Aim:
Pick out each line of the data below that contains the word "this", treating uppercase and lowercase letters as different.

[Coordinate annotation records]

# # # #

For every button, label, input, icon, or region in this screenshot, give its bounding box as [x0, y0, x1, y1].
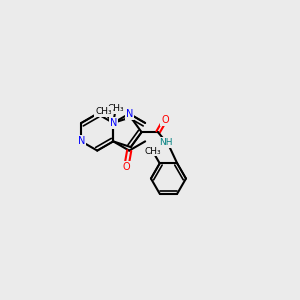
Text: N: N [125, 109, 133, 119]
Text: O: O [122, 162, 130, 172]
Text: N: N [78, 136, 85, 146]
Text: NH: NH [159, 138, 173, 147]
Text: O: O [161, 115, 169, 125]
Text: CH₃: CH₃ [95, 107, 112, 116]
Text: CH₃: CH₃ [144, 146, 161, 155]
Text: CH₃: CH₃ [107, 104, 124, 113]
Text: N: N [110, 118, 117, 128]
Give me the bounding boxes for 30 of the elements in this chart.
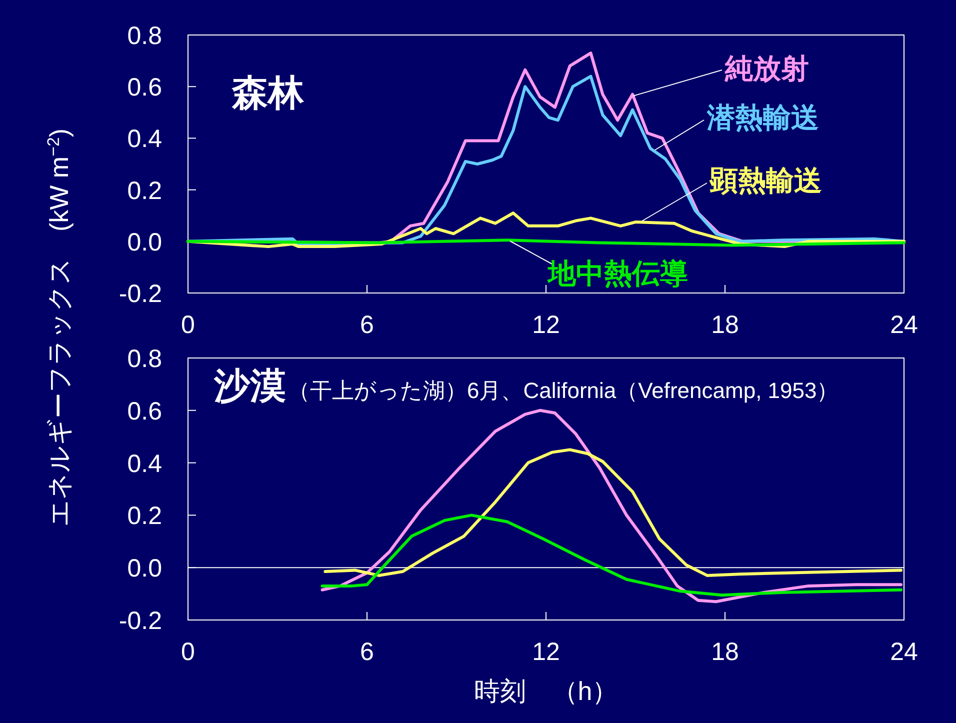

# # # #

The result:
For every button, label, input, icon, or region in this screenshot, give its bounding box as [x0, y0, x1, y1].
Give me the bounding boxes for 30 of the elements in this chart.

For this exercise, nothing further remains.